OBJECTIVE:
Give back all the data exactly, line by line.

— Begin WORKING DATA —

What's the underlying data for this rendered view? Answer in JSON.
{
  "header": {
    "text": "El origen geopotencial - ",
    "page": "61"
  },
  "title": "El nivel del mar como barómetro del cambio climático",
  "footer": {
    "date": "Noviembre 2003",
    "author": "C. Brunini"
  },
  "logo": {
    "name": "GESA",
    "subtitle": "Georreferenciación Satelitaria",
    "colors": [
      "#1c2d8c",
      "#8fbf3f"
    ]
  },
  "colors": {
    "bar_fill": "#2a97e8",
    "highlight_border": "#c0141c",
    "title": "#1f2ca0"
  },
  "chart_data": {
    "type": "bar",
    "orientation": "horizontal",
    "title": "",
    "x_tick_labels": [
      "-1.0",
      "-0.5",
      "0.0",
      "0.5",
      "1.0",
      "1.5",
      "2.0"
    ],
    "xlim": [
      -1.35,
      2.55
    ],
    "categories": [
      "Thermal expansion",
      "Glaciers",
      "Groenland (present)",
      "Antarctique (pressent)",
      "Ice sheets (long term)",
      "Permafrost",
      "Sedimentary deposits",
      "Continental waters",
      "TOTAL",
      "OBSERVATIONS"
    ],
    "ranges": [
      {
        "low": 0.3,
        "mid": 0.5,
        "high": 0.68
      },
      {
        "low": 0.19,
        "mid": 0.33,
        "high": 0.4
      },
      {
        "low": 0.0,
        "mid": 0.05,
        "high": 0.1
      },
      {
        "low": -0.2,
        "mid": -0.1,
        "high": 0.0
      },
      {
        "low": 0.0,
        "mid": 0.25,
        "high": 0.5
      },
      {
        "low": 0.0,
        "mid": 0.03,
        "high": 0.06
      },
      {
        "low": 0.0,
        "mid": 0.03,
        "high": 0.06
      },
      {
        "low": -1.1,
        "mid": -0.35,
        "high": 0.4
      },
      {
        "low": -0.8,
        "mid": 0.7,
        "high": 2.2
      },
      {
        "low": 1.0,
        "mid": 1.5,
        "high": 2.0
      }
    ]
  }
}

— End WORKING DATA —

REPLY TO THE TASK:
What's the underlying data for this rendered view? Answer in JSON.
{
  "header": {
    "text": "El origen geopotencial - ",
    "page": "61"
  },
  "title": "El nivel del mar como barómetro del cambio climático",
  "footer": {
    "date": "Noviembre 2003",
    "author": "C. Brunini"
  },
  "logo": {
    "name": "GESA",
    "subtitle": "Georreferenciación Satelitaria",
    "colors": [
      "#1c2d8c",
      "#8fbf3f"
    ]
  },
  "colors": {
    "bar_fill": "#2a97e8",
    "highlight_border": "#c0141c",
    "title": "#1f2ca0"
  },
  "chart_data": {
    "type": "bar",
    "orientation": "horizontal",
    "title": "",
    "x_tick_labels": [
      "-1.0",
      "-0.5",
      "0.0",
      "0.5",
      "1.0",
      "1.5",
      "2.0"
    ],
    "xlim": [
      -1.35,
      2.55
    ],
    "categories": [
      "Thermal expansion",
      "Glaciers",
      "Groenland (present)",
      "Antarctique (pressent)",
      "Ice sheets (long term)",
      "Permafrost",
      "Sedimentary deposits",
      "Continental waters",
      "TOTAL",
      "OBSERVATIONS"
    ],
    "ranges": [
      {
        "low": 0.3,
        "mid": 0.5,
        "high": 0.68
      },
      {
        "low": 0.19,
        "mid": 0.33,
        "high": 0.4
      },
      {
        "low": 0.0,
        "mid": 0.05,
        "high": 0.1
      },
      {
        "low": -0.2,
        "mid": -0.1,
        "high": 0.0
      },
      {
        "low": 0.0,
        "mid": 0.25,
        "high": 0.5
      },
      {
        "low": 0.0,
        "mid": 0.03,
        "high": 0.06
      },
      {
        "low": 0.0,
        "mid": 0.03,
        "high": 0.06
      },
      {
        "low": -1.1,
        "mid": -0.35,
        "high": 0.4
      },
      {
        "low": -0.8,
        "mid": 0.7,
        "high": 2.2
      },
      {
        "low": 1.0,
        "mid": 1.5,
        "high": 2.0
      }
    ]
  }
}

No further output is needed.